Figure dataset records
::::::::

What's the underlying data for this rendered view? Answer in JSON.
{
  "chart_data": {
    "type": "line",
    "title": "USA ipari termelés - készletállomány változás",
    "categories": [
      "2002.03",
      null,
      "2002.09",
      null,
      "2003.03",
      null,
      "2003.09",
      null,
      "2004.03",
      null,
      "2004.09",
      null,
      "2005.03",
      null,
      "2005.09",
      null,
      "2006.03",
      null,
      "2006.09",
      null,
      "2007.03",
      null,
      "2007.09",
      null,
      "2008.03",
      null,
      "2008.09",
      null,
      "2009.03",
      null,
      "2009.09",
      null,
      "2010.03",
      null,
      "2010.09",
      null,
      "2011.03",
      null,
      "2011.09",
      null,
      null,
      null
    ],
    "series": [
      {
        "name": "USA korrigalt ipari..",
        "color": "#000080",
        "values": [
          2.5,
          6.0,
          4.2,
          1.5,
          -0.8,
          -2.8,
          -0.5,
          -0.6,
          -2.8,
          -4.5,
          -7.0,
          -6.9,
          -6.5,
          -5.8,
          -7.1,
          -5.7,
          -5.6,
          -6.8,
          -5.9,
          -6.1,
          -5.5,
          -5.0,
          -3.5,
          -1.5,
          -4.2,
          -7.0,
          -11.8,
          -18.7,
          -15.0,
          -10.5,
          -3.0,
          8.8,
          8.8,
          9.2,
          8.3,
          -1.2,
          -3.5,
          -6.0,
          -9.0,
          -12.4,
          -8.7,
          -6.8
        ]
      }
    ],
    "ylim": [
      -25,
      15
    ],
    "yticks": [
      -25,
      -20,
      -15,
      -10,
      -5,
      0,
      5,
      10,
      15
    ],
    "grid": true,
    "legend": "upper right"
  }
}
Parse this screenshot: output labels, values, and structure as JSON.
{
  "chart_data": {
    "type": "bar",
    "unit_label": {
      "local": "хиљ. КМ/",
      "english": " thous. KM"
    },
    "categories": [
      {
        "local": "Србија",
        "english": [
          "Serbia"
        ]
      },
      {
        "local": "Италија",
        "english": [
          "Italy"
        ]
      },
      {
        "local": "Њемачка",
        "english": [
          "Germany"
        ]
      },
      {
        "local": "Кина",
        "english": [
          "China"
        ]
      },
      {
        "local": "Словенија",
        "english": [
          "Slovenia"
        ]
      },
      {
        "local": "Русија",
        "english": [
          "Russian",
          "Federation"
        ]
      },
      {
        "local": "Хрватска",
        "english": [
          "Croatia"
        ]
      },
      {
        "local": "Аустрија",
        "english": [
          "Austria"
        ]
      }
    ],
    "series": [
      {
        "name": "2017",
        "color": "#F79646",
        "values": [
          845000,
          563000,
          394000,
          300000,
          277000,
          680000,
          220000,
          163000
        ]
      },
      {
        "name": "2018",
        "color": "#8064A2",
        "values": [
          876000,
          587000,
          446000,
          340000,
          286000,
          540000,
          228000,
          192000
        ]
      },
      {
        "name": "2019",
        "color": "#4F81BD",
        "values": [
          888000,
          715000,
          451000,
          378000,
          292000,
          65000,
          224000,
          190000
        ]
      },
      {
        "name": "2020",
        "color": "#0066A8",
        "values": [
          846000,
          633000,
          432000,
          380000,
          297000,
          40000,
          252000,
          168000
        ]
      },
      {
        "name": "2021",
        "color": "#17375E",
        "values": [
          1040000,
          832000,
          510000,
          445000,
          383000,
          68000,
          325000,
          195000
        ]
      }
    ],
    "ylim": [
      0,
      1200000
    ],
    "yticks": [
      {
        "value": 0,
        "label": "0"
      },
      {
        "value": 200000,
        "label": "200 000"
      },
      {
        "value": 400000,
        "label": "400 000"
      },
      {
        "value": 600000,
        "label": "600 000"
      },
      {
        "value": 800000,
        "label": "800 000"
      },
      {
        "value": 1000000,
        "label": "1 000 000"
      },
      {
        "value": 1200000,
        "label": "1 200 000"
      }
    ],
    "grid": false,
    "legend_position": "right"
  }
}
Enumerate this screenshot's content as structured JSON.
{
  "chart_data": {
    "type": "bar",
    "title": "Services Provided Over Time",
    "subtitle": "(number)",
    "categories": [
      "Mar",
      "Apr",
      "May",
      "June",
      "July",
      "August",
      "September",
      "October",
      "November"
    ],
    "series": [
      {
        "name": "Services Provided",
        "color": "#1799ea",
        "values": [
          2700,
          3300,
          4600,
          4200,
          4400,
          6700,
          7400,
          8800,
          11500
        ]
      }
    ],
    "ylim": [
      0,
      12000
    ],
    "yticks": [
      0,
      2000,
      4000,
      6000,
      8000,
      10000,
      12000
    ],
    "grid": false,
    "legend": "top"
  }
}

::::::::

- _Requirement_
Reproduce the records above exactly, starting with the line that contains "Enumerate this screenshot's" and ending with the last line.

- _Answer to the task_
Enumerate this screenshot's content as structured JSON.
{
  "chart_data": {
    "type": "bar",
    "title": "Services Provided Over Time",
    "subtitle": "(number)",
    "categories": [
      "Mar",
      "Apr",
      "May",
      "June",
      "July",
      "August",
      "September",
      "October",
      "November"
    ],
    "series": [
      {
        "name": "Services Provided",
        "color": "#1799ea",
        "values": [
          2700,
          3300,
          4600,
          4200,
          4400,
          6700,
          7400,
          8800,
          11500
        ]
      }
    ],
    "ylim": [
      0,
      12000
    ],
    "yticks": [
      0,
      2000,
      4000,
      6000,
      8000,
      10000,
      12000
    ],
    "grid": false,
    "legend": "top"
  }
}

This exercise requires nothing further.